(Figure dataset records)
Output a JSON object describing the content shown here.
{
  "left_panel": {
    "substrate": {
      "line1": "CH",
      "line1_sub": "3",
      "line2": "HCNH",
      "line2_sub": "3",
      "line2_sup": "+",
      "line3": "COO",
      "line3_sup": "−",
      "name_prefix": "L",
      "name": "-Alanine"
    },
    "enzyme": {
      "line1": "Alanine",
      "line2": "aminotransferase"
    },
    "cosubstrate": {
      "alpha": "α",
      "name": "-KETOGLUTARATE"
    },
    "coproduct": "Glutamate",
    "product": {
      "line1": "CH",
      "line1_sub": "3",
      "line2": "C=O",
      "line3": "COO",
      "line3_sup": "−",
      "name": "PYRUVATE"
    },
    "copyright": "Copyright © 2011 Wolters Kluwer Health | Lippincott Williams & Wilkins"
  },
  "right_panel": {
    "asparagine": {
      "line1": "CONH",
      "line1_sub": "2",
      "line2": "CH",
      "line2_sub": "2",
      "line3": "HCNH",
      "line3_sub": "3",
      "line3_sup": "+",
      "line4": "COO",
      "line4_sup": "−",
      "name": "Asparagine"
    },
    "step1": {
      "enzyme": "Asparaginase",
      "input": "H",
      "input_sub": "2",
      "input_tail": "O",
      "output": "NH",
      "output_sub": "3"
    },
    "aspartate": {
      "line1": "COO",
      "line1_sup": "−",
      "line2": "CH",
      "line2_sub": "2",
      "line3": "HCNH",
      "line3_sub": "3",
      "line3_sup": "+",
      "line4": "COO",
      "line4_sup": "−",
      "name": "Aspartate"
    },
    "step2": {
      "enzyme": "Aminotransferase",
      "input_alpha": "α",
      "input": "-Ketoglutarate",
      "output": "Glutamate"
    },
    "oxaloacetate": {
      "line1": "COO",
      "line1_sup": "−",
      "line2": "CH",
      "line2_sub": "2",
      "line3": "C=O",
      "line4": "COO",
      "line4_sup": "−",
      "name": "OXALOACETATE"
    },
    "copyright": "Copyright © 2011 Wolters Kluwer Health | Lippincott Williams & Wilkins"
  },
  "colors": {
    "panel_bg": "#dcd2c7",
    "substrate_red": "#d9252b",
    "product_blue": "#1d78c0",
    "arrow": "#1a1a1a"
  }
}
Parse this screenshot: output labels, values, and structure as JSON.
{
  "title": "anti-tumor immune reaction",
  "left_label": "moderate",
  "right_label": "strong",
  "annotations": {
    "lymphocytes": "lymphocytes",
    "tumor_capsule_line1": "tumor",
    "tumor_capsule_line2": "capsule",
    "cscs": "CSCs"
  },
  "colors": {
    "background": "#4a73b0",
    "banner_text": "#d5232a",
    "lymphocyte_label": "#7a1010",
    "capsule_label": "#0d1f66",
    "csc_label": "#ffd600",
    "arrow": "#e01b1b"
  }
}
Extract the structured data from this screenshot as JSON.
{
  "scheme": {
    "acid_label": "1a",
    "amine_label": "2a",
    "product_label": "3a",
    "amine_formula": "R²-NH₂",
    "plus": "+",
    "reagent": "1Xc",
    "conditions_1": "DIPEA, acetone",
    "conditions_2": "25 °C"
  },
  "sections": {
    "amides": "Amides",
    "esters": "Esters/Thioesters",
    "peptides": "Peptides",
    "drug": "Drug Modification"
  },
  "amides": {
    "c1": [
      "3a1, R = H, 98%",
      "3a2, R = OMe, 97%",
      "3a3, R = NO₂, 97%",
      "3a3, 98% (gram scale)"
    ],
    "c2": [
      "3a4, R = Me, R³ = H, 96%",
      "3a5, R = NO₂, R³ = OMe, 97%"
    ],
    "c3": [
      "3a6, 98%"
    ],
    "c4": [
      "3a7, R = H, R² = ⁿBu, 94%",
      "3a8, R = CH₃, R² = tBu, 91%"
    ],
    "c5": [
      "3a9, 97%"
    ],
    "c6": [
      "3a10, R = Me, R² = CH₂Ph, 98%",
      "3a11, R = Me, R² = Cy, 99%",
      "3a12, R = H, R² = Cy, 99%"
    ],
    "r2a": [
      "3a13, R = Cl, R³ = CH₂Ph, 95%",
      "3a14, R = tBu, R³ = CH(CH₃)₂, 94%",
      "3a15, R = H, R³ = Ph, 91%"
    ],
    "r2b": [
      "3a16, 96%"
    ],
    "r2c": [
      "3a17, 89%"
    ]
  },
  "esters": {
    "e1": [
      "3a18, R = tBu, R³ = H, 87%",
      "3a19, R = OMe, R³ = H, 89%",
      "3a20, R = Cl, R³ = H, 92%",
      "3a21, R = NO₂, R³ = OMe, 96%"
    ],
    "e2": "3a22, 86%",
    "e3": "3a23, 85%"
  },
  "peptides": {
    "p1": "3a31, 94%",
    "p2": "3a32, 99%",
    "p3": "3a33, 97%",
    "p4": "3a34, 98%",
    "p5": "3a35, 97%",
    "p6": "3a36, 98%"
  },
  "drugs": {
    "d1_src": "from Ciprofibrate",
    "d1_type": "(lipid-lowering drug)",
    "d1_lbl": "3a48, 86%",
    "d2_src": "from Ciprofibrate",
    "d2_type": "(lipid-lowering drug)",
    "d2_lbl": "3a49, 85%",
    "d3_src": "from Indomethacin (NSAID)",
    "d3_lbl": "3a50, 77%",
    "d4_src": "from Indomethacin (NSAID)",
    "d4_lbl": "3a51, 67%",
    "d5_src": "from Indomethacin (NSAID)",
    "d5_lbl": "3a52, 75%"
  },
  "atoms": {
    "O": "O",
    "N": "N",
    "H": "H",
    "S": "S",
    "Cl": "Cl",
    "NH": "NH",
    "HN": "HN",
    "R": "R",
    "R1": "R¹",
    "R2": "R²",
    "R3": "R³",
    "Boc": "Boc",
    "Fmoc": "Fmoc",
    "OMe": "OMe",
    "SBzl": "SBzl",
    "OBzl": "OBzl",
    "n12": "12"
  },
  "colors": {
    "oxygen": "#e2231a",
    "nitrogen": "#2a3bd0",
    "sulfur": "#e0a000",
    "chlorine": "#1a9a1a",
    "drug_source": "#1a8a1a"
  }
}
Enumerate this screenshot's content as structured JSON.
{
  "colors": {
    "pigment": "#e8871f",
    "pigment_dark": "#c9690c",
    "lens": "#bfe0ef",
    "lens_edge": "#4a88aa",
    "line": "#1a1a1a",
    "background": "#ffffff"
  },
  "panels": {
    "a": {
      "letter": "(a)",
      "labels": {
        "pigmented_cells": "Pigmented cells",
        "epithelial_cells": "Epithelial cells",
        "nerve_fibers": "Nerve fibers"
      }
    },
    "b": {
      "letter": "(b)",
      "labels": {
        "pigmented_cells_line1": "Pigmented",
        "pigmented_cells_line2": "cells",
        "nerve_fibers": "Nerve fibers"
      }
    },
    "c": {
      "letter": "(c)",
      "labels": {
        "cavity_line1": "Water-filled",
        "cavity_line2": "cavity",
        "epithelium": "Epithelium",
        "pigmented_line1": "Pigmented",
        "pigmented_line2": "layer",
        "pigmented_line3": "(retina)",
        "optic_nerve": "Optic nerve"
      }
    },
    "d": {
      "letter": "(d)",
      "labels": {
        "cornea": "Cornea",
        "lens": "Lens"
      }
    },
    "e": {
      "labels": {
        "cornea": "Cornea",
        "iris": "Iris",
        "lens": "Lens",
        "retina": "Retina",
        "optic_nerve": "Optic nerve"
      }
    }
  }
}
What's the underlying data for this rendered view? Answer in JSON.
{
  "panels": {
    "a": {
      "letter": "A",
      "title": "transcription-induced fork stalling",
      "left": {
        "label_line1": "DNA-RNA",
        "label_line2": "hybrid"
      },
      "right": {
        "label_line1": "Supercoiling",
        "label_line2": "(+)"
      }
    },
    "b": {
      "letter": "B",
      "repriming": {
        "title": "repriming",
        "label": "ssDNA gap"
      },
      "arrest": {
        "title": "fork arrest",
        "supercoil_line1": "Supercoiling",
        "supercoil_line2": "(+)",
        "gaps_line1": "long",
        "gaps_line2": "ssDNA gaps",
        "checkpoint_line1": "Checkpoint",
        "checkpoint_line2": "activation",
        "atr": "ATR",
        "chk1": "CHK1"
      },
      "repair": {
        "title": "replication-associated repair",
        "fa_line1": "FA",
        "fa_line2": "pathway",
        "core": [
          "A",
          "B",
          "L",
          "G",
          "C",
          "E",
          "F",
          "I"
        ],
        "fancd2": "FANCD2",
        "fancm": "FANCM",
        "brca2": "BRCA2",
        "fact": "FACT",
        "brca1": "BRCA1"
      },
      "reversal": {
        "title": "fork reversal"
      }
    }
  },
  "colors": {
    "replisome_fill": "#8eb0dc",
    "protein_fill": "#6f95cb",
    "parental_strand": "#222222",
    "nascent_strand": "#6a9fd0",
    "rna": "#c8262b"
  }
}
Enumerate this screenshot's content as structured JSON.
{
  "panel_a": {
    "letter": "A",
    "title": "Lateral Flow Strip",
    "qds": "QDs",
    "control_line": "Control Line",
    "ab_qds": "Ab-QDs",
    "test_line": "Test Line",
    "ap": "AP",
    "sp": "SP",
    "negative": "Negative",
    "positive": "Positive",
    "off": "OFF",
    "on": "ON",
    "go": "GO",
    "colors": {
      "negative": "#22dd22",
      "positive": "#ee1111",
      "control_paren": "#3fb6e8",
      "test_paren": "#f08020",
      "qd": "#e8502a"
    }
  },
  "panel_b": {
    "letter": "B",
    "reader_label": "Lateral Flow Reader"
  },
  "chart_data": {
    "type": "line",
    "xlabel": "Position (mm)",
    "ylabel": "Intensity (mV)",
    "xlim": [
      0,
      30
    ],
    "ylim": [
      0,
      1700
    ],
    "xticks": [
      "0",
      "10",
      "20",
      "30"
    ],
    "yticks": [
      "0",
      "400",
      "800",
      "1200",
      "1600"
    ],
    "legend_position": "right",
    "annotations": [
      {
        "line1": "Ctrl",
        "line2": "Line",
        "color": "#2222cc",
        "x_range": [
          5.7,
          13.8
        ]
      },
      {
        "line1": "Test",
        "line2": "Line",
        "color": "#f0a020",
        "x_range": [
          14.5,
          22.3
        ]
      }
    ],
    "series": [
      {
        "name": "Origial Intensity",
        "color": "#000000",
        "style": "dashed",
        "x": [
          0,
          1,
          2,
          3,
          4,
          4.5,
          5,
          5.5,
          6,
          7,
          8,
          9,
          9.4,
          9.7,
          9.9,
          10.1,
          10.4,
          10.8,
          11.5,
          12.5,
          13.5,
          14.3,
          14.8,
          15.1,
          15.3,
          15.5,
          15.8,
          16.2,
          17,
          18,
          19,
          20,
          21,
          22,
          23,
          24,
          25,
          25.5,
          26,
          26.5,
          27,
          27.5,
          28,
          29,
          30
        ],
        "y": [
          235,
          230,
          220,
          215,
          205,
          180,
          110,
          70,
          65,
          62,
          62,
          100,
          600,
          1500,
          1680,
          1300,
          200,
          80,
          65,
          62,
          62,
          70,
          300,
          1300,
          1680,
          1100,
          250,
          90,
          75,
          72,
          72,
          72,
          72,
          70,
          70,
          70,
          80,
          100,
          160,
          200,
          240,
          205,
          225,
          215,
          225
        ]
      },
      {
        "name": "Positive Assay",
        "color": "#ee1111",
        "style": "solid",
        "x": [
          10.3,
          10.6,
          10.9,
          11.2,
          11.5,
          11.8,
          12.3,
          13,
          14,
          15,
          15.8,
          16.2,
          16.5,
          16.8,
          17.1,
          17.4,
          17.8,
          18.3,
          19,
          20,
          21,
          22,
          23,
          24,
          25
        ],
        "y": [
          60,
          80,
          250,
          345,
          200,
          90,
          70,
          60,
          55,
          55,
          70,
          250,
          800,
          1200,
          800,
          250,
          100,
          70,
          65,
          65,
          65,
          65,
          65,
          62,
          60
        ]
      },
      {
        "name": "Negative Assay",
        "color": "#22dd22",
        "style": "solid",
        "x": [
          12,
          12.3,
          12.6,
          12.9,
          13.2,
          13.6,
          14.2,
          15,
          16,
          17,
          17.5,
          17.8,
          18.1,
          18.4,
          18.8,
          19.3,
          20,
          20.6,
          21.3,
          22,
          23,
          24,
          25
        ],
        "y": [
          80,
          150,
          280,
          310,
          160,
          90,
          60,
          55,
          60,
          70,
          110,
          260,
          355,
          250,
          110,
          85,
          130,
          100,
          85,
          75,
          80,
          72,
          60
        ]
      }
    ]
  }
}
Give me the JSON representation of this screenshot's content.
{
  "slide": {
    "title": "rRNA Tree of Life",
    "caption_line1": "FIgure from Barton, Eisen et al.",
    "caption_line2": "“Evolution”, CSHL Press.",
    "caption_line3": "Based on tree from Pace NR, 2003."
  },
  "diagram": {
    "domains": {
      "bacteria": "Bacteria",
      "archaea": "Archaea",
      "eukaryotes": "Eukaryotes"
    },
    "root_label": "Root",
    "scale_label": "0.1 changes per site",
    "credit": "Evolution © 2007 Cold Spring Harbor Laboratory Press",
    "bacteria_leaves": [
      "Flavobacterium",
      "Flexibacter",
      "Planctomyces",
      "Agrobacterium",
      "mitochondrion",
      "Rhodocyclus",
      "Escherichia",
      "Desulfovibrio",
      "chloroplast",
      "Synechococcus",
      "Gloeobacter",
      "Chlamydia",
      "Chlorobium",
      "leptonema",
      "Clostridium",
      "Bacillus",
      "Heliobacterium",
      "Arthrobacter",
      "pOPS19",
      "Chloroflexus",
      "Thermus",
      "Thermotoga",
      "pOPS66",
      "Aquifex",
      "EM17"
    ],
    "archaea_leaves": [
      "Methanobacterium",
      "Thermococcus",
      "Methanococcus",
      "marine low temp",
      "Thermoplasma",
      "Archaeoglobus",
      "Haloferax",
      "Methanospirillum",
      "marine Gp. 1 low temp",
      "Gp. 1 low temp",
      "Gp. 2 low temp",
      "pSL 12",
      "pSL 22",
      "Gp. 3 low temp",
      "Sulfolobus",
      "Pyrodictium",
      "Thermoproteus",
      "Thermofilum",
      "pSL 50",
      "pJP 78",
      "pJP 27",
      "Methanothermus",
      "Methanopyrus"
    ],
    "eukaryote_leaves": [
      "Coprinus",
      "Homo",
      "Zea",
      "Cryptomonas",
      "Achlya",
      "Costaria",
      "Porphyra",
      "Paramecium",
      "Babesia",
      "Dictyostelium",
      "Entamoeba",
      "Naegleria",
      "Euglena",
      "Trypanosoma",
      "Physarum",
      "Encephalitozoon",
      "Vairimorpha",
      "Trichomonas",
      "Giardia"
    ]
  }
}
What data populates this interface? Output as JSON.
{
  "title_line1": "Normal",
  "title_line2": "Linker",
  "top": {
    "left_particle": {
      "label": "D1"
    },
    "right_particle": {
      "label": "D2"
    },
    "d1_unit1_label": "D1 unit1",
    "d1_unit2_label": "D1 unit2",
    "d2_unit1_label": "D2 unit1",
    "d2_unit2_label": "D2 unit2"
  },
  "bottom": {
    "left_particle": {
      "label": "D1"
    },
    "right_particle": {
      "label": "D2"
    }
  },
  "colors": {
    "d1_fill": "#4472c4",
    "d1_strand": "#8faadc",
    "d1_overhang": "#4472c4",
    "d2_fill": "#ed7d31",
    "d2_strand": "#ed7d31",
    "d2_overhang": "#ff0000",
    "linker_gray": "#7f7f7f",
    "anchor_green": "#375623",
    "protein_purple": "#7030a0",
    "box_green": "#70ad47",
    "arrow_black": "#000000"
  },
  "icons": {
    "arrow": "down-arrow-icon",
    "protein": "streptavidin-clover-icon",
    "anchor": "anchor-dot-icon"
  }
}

_Aim of the task_. When a line in the records above contains the word "lipid", copy it.

_Response for this exercise_.
    "d1_type": "(lipid-lowering drug)",
    "d2_type": "(lipid-lowering drug)",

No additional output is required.